→ Material provided
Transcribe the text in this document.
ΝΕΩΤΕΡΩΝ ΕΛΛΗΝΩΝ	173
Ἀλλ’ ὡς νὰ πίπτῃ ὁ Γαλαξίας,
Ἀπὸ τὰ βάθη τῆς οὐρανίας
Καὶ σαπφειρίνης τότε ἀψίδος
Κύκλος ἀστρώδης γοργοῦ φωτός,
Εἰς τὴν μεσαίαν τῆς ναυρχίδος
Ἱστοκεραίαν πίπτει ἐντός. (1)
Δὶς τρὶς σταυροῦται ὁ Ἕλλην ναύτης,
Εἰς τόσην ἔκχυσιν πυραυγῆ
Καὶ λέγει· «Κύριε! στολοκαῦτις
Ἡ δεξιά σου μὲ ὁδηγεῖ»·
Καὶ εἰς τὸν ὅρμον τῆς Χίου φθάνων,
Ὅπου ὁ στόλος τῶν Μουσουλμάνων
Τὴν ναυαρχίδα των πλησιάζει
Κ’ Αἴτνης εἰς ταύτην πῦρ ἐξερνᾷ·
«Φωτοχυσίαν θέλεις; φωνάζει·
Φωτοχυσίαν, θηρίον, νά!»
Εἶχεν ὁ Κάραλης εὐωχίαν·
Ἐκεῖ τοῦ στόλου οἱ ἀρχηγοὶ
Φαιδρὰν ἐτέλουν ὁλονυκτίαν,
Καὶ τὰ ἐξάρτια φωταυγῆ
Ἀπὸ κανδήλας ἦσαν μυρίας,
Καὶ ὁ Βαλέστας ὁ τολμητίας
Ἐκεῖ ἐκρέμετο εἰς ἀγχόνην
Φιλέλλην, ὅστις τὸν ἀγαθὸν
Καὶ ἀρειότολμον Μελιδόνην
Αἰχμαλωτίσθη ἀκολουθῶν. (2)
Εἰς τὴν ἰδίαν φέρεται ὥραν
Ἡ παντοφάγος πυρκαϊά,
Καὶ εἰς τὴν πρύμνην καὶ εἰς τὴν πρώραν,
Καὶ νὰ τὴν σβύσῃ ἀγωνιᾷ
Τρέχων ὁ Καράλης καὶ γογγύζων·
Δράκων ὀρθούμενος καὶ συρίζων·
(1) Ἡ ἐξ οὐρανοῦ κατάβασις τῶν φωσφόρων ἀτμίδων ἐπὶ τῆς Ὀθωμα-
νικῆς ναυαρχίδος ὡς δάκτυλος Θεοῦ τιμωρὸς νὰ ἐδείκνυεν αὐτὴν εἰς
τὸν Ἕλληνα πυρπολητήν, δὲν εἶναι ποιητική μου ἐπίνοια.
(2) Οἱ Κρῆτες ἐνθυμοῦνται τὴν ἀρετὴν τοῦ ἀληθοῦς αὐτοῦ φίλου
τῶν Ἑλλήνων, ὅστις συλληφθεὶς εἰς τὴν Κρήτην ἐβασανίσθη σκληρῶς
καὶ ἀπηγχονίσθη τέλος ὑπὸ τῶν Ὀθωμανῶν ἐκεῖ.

→ Description of the task
Output every record above exactly as it appears.

→ Exercise solution
Transcribe the text in this document.
ΝΕΩΤΕΡΩΝ ΕΛΛΗΝΩΝ	173
Ἀλλ’ ὡς νὰ πίπτῃ ὁ Γαλαξίας,
Ἀπὸ τὰ βάθη τῆς οὐρανίας
Καὶ σαπφειρίνης τότε ἀψίδος
Κύκλος ἀστρώδης γοργοῦ φωτός,
Εἰς τὴν μεσαίαν τῆς ναυρχίδος
Ἱστοκεραίαν πίπτει ἐντός. (1)
Δὶς τρὶς σταυροῦται ὁ Ἕλλην ναύτης,
Εἰς τόσην ἔκχυσιν πυραυγῆ
Καὶ λέγει· «Κύριε! στολοκαῦτις
Ἡ δεξιά σου μὲ ὁδηγεῖ»·
Καὶ εἰς τὸν ὅρμον τῆς Χίου φθάνων,
Ὅπου ὁ στόλος τῶν Μουσουλμάνων
Τὴν ναυαρχίδα των πλησιάζει
Κ’ Αἴτνης εἰς ταύτην πῦρ ἐξερνᾷ·
«Φωτοχυσίαν θέλεις; φωνάζει·
Φωτοχυσίαν, θηρίον, νά!»
Εἶχεν ὁ Κάραλης εὐωχίαν·
Ἐκεῖ τοῦ στόλου οἱ ἀρχηγοὶ
Φαιδρὰν ἐτέλουν ὁλονυκτίαν,
Καὶ τὰ ἐξάρτια φωταυγῆ
Ἀπὸ κανδήλας ἦσαν μυρίας,
Καὶ ὁ Βαλέστας ὁ τολμητίας
Ἐκεῖ ἐκρέμετο εἰς ἀγχόνην
Φιλέλλην, ὅστις τὸν ἀγαθὸν
Καὶ ἀρειότολμον Μελιδόνην
Αἰχμαλωτίσθη ἀκολουθῶν. (2)
Εἰς τὴν ἰδίαν φέρεται ὥραν
Ἡ παντοφάγος πυρκαϊά,
Καὶ εἰς τὴν πρύμνην καὶ εἰς τὴν πρώραν,
Καὶ νὰ τὴν σβύσῃ ἀγωνιᾷ
Τρέχων ὁ Καράλης καὶ γογγύζων·
Δράκων ὀρθούμενος καὶ συρίζων·
(1) Ἡ ἐξ οὐρανοῦ κατάβασις τῶν φωσφόρων ἀτμίδων ἐπὶ τῆς Ὀθωμα-
νικῆς ναυαρχίδος ὡς δάκτυλος Θεοῦ τιμωρὸς νὰ ἐδείκνυεν αὐτὴν εἰς
τὸν Ἕλληνα πυρπολητήν, δὲν εἶναι ποιητική μου ἐπίνοια.
(2) Οἱ Κρῆτες ἐνθυμοῦνται τὴν ἀρετὴν τοῦ ἀληθοῦς αὐτοῦ φίλου
τῶν Ἑλλήνων, ὅστις συλληφθεὶς εἰς τὴν Κρήτην ἐβασανίσθη σκληρῶς
καὶ ἀπηγχονίσθη τέλος ὑπὸ τῶν Ὀθωμανῶν ἐκεῖ.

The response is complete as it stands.